▶ What is needed: Summarize the news release in two sentences.

▶ Excerpt provided:
+ + + +
News Release

AFOSR awards grants to 40 scientists and engineers through its Young Investigator Research Program

Grant and Award Announcement

Air Force Office of Scientific Research

The Air Force Office of Scientific Research will award approximately $15 million in grants to 40 scientists and engineers who submitted winning research proposals through the Air Force's Young Investigator Research Program.

The YIP is open to scientists and engineers at research institutions across the United States who received Ph.D. or equivalent degrees in the last five years and show exceptional ability and promise for conducting basic research.

The objective of this program is to foster creative basic research in science and engineering, enhance early career development of outstanding young investigators, and increase opportunities for the young investigators to recognize the Air Force mission and the related challenges in science and engineering.

This year AFOSR received 192 proposals in response to the AFOSR broad agency announcement solicitation in major areas of interest to the Air Force. These areas include: aerospace, chemical and material sciences; physics and electronics; and mathematics, information and life sciences. AFOSR officials select proposals based on the evaluation criteria listed in the broad agency announcement. Those selected will receive the grants over a 3 to 5-year period.
+ + + +
▶ Data under study:
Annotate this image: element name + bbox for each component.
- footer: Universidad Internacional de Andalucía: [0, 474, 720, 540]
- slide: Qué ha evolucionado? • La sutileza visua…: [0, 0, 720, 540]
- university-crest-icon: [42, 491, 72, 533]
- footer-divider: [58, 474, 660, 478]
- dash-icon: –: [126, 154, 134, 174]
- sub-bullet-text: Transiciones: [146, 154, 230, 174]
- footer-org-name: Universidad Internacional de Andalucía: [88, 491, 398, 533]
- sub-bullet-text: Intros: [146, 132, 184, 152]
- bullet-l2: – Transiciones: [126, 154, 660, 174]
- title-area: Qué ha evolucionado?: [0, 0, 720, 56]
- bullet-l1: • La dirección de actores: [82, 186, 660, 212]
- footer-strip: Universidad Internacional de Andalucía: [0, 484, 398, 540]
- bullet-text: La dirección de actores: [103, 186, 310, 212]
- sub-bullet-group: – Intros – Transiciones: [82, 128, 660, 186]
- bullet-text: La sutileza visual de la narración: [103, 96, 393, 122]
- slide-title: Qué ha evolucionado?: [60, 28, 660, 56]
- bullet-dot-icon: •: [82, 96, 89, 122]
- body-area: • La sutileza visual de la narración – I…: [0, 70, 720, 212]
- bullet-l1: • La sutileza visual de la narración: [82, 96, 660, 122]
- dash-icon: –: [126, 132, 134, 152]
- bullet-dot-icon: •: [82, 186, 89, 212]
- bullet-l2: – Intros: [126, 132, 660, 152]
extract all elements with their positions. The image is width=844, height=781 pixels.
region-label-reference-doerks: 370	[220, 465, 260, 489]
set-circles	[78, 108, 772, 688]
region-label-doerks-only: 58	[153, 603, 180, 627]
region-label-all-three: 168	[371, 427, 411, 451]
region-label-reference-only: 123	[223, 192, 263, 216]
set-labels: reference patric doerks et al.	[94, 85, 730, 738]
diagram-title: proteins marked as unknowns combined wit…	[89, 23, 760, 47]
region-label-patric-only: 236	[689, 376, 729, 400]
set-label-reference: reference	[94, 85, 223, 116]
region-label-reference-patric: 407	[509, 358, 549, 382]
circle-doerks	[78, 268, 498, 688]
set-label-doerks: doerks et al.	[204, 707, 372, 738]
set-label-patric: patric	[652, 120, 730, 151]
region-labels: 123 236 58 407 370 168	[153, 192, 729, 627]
+ + + +
▶ Answer to this task: The Air Force Office of Scientific Research will award approximately $15 million in grants, paid over a 3- to 5-year period, to 40 scientists and engineers whose proposals won through the Young Investigator Research Program, for which it received 192 proposals this year. The program, open to researchers at U.S. research institutions who earned a Ph.D. or equivalent degree in the last five years and show exceptional promise for basic research, aims to foster creative basic research, enhance the early careers of outstanding young investigators, and increase their opportunities to recognize the Air Force mission and its related science and engineering challenges.